▸ AIM OF THE EXERCISE
Omit the images, then print each record below exactly as it reads.

▸ DATA SHOWN
╔══

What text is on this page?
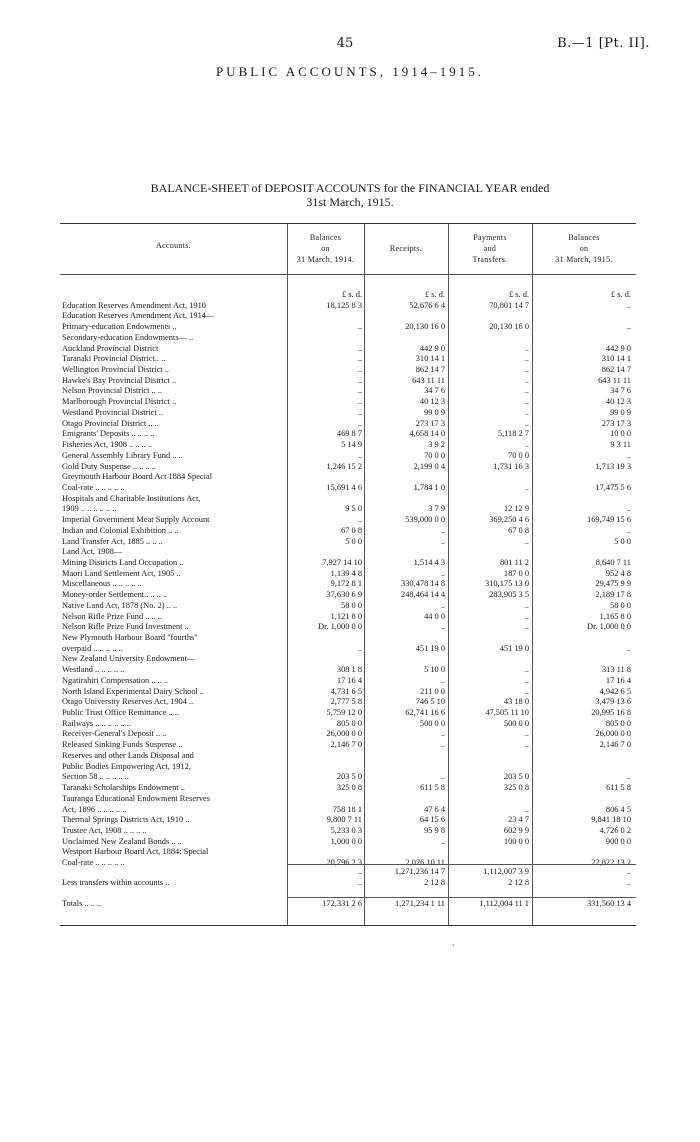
45	B.—1 [Pt. II].
PUBLIC ACCOUNTS, 1914–1915.
BALANCE-SHEET of DEPOSIT ACCOUNTS for the FINANCIAL YEAR ended
31st March, 1915.
Accounts.
Balances
on
31 March, 1914.
Receipts.
Payments
and
Transfers.
Balances
on
31 March, 1915.
£ s. d.	£ s. d.	£ s. d.	£ s. d.
Education Reserves Amendment Act, 1910	18,125 8 3	52,676 6 4	70,801 14 7	..
Education Reserves Amendment Act, 1914—
Primary-education Endowments ..	..	20,130 16 0	20,130 16 0	..
Secondary-education Endowments— ..
Auckland Provincial District	..	442 9 0	..	442 9 0
Taranaki Provincial District.. ..	..	310 14 1	..	310 14 1
Wellington Provincial District ..	..	862 14 7	..	862 14 7
Hawke's Bay Provincial District ..	..	643 11 11	..	643 11 11
Nelson Provincial District .. ..	..	34 7 6	..	34 7 6
Marlborough Provincial District ..	..	40 12 3	..	40 12 3
Westland Provincial District ..	..	99 0 9	..	99 0 9
Otago Provincial District .. ..	..	273 17 3	..	273 17 3
Emigrants' Deposits .. .. .. ..	469 8 7	4,658 14 0	5,118 2 7	10 0 0
Fisheries Act, 1908 .. .. .. ..	5 14 9	3 9 2	..	9 3 11
General Assembly Library Fund .. ..	..	70 0 0	70 0 0	..
Gold Duty Suspense .. .. .. ..	1,246 15 2	2,199 0 4	1,731 16 3	1,713 19 3
Greymouth Harbour Board Act 1884 Special
Coal-rate .. .. .. .. ..	15,691 4 6	1,784 1 0	..	17,475 5 6
Hospitals and Charitable Institutions Act,
1909 .. .. .. .. .. ..	9 5 0	3 7 9	12 12 9	..
Imperial Government Meat Supply Account	..	539,000 0 0	369,250 4 6	169,749 15 6
Indian and Colonial Exhibition .. ..	67 0 8	..	67 0 8	..
Land Transfer Act, 1885 .. .. ..	5 0 0	..	..	5 0 0
Land Act, 1908—
Mining Districts Land Occupation ..	7,927 14 10	1,514 4 3	801 11 2	8,640 7 11
Maori Land Settlement Act, 1905 ..	1,139 4 8	..	187 0 0	952 4 8
Miscellaneous .. .. .. .. ..	9,172 8 1	330,478 14 8	310,175 13 0	29,475 9 9
Money-order Settlement.. .. .. ..	37,630 6 9	248,464 14 4	283,905 3 5	2,189 17 8
Native Land Act, 1878 (No. 2) .. ..	58 0 0	..	..	58 0 0
Nelson Rifle Prize Fund .. .. ..	1,121 8 0	44 0 0	..	1,165 8 0
Nelson Rifle Prize Fund Investment ..	Dr. 1,000 0 0	..	..	Dr. 1,000 0 0
New Plymouth Harbour Board "fourths"
overpaid .. .. .. .. ..	..	451 19 0	451 19 0	..
New Zealand University Endowment—
Westland .. .. .. .. ..	308 1 8	5 10 0	..	313 11 8
Ngatirahiri Compensation .. .. ..	17 16 4	..	..	17 16 4
North Island Experimental Dairy School ..	4,731 6 5	211 0 0	..	4,942 6 5
Otago University Reserves Act, 1904 ..	2,777 5 8	746 5 10	43 18 0	3,479 13 6
Public Trust Office Remittance .. ..	5,759 12 0	62,741 16 6	47,505 11 10	20,995 16 8
Railways .. .. .. .. .. ..	805 0 0	500 0 0	500 0 0	805 0 0
Receiver-General's Deposit .. ..	26,000 0 0	..	..	26,000 0 0
Released Sinking Funds Suspense ..	2,146 7 0	..	..	2,146 7 0
Reserves and other Lands Disposal and
Public Bodies Empowering Act, 1912,
Section 58 .. .. .. .. ..	203 5 0	..	203 5 0	..
Taranaki Scholarships Endowment ..	325 0 8	611 5 8	325 0 8	611 5 8
Tauranga Educational Endowment Reserves
Act, 1896 .. .. .. .. ..	758 18 1	47 6 4	..	806 4 5
Thermal Springs Districts Act, 1910 ..	9,800 7 11	64 15 6	23 4 7	9,841 18 10
Trustee Act, 1908 .. .. .. ..	5,233 0 3	95 9 8	602 9 9	4,726 0 2
Unclaimed New Zealand Bonds .. ..	1,000 0 0	..	100 0 0	900 0 0
Westport Harbour Board Act, 1884: Special
Coal-rate .. .. .. .. ..	20,796 2 3	2,026 10 11	..	22,822 13 2
..	1,271,236 14 7	1,112,007 3 9	..
Less transfers within accounts ..	..	2 12 8	2 12 8	..
Totals .. .. ..	172,331 2 6	1,271,234 1 11	1,112,004 11 1	331,560 13 4
,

╚══

▸ TASK RESULT
What text is on this page?
45	B.—1 [Pt. II].
PUBLIC ACCOUNTS, 1914–1915.
BALANCE-SHEET of DEPOSIT ACCOUNTS for the FINANCIAL YEAR ended
31st March, 1915.
Accounts.
Balances
on
31 March, 1914.
Receipts.
Payments
and
Transfers.
Balances
on
31 March, 1915.
£ s. d.	£ s. d.	£ s. d.	£ s. d.
Education Reserves Amendment Act, 1910	18,125 8 3	52,676 6 4	70,801 14 7	..
Education Reserves Amendment Act, 1914—
Primary-education Endowments ..	..	20,130 16 0	20,130 16 0	..
Secondary-education Endowments— ..
Auckland Provincial District	..	442 9 0	..	442 9 0
Taranaki Provincial District.. ..	..	310 14 1	..	310 14 1
Wellington Provincial District ..	..	862 14 7	..	862 14 7
Hawke's Bay Provincial District ..	..	643 11 11	..	643 11 11
Nelson Provincial District .. ..	..	34 7 6	..	34 7 6
Marlborough Provincial District ..	..	40 12 3	..	40 12 3
Westland Provincial District ..	..	99 0 9	..	99 0 9
Otago Provincial District .. ..	..	273 17 3	..	273 17 3
Emigrants' Deposits .. .. .. ..	469 8 7	4,658 14 0	5,118 2 7	10 0 0
Fisheries Act, 1908 .. .. .. ..	5 14 9	3 9 2	..	9 3 11
General Assembly Library Fund .. ..	..	70 0 0	70 0 0	..
Gold Duty Suspense .. .. .. ..	1,246 15 2	2,199 0 4	1,731 16 3	1,713 19 3
Greymouth Harbour Board Act 1884 Special
Coal-rate .. .. .. .. ..	15,691 4 6	1,784 1 0	..	17,475 5 6
Hospitals and Charitable Institutions Act,
1909 .. .. .. .. .. ..	9 5 0	3 7 9	12 12 9	..
Imperial Government Meat Supply Account	..	539,000 0 0	369,250 4 6	169,749 15 6
Indian and Colonial Exhibition .. ..	67 0 8	..	67 0 8	..
Land Transfer Act, 1885 .. .. ..	5 0 0	..	..	5 0 0
Land Act, 1908—
Mining Districts Land Occupation ..	7,927 14 10	1,514 4 3	801 11 2	8,640 7 11
Maori Land Settlement Act, 1905 ..	1,139 4 8	..	187 0 0	952 4 8
Miscellaneous .. .. .. .. ..	9,172 8 1	330,478 14 8	310,175 13 0	29,475 9 9
Money-order Settlement.. .. .. ..	37,630 6 9	248,464 14 4	283,905 3 5	2,189 17 8
Native Land Act, 1878 (No. 2) .. ..	58 0 0	..	..	58 0 0
Nelson Rifle Prize Fund .. .. ..	1,121 8 0	44 0 0	..	1,165 8 0
Nelson Rifle Prize Fund Investment ..	Dr. 1,000 0 0	..	..	Dr. 1,000 0 0
New Plymouth Harbour Board "fourths"
overpaid .. .. .. .. ..	..	451 19 0	451 19 0	..
New Zealand University Endowment—
Westland .. .. .. .. ..	308 1 8	5 10 0	..	313 11 8
Ngatirahiri Compensation .. .. ..	17 16 4	..	..	17 16 4
North Island Experimental Dairy School ..	4,731 6 5	211 0 0	..	4,942 6 5
Otago University Reserves Act, 1904 ..	2,777 5 8	746 5 10	43 18 0	3,479 13 6
Public Trust Office Remittance .. ..	5,759 12 0	62,741 16 6	47,505 11 10	20,995 16 8
Railways .. .. .. .. .. ..	805 0 0	500 0 0	500 0 0	805 0 0
Receiver-General's Deposit .. ..	26,000 0 0	..	..	26,000 0 0
Released Sinking Funds Suspense ..	2,146 7 0	..	..	2,146 7 0
Reserves and other Lands Disposal and
Public Bodies Empowering Act, 1912,
Section 58 .. .. .. .. ..	203 5 0	..	203 5 0	..
Taranaki Scholarships Endowment ..	325 0 8	611 5 8	325 0 8	611 5 8
Tauranga Educational Endowment Reserves
Act, 1896 .. .. .. .. ..	758 18 1	47 6 4	..	806 4 5
Thermal Springs Districts Act, 1910 ..	9,800 7 11	64 15 6	23 4 7	9,841 18 10
Trustee Act, 1908 .. .. .. ..	5,233 0 3	95 9 8	602 9 9	4,726 0 2
Unclaimed New Zealand Bonds .. ..	1,000 0 0	..	100 0 0	900 0 0
Westport Harbour Board Act, 1884: Special
Coal-rate .. .. .. .. ..	20,796 2 3	2,026 10 11	..	22,822 13 2
..	1,271,236 14 7	1,112,007 3 9	..
Less transfers within accounts ..	..	2 12 8	2 12 8	..
Totals .. .. ..	172,331 2 6	1,271,234 1 11	1,112,004 11 1	331,560 13 4
,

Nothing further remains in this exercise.